(Figure data in JSON)
## Begin

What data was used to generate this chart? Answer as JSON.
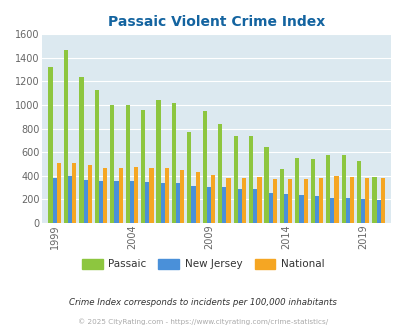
{
  "title": "Passaic Violent Crime Index",
  "years": [
    1999,
    2000,
    2001,
    2002,
    2003,
    2004,
    2005,
    2006,
    2007,
    2008,
    2009,
    2010,
    2011,
    2012,
    2013,
    2014,
    2015,
    2016,
    2017,
    2018,
    2019,
    2020
  ],
  "passaic": [
    1320,
    1470,
    1240,
    1130,
    1000,
    1000,
    960,
    1040,
    1015,
    775,
    950,
    840,
    740,
    740,
    645,
    460,
    555,
    545,
    580,
    575,
    525,
    390
  ],
  "new_jersey": [
    380,
    400,
    365,
    355,
    355,
    355,
    350,
    340,
    335,
    310,
    305,
    305,
    285,
    285,
    255,
    250,
    240,
    230,
    210,
    210,
    205,
    195
  ],
  "national": [
    505,
    505,
    490,
    465,
    465,
    475,
    465,
    470,
    450,
    435,
    405,
    385,
    385,
    390,
    370,
    375,
    375,
    385,
    395,
    390,
    385,
    380
  ],
  "passaic_color": "#8dc63f",
  "nj_color": "#4a90d9",
  "national_color": "#f5a623",
  "plot_bg": "#dce9f0",
  "title_color": "#1464a0",
  "yticks": [
    0,
    200,
    400,
    600,
    800,
    1000,
    1200,
    1400,
    1600
  ],
  "xtick_years": [
    1999,
    2004,
    2009,
    2014,
    2019
  ],
  "footnote1": "Crime Index corresponds to incidents per 100,000 inhabitants",
  "footnote2": "© 2025 CityRating.com - https://www.cityrating.com/crime-statistics/"
}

## End

→ **Exercise**: Omit the pictures, then output the rest of the listing exactly.

→ **Right answer**:
What data was used to generate this chart? Answer as JSON.
{
  "title": "Passaic Violent Crime Index",
  "years": [
    1999,
    2000,
    2001,
    2002,
    2003,
    2004,
    2005,
    2006,
    2007,
    2008,
    2009,
    2010,
    2011,
    2012,
    2013,
    2014,
    2015,
    2016,
    2017,
    2018,
    2019,
    2020
  ],
  "passaic": [
    1320,
    1470,
    1240,
    1130,
    1000,
    1000,
    960,
    1040,
    1015,
    775,
    950,
    840,
    740,
    740,
    645,
    460,
    555,
    545,
    580,
    575,
    525,
    390
  ],
  "new_jersey": [
    380,
    400,
    365,
    355,
    355,
    355,
    350,
    340,
    335,
    310,
    305,
    305,
    285,
    285,
    255,
    250,
    240,
    230,
    210,
    210,
    205,
    195
  ],
  "national": [
    505,
    505,
    490,
    465,
    465,
    475,
    465,
    470,
    450,
    435,
    405,
    385,
    385,
    390,
    370,
    375,
    375,
    385,
    395,
    390,
    385,
    380
  ],
  "passaic_color": "#8dc63f",
  "nj_color": "#4a90d9",
  "national_color": "#f5a623",
  "plot_bg": "#dce9f0",
  "title_color": "#1464a0",
  "yticks": [
    0,
    200,
    400,
    600,
    800,
    1000,
    1200,
    1400,
    1600
  ],
  "xtick_years": [
    1999,
    2004,
    2009,
    2014,
    2019
  ],
  "footnote1": "Crime Index corresponds to incidents per 100,000 inhabitants",
  "footnote2": "© 2025 CityRating.com - https://www.cityrating.com/crime-statistics/"
}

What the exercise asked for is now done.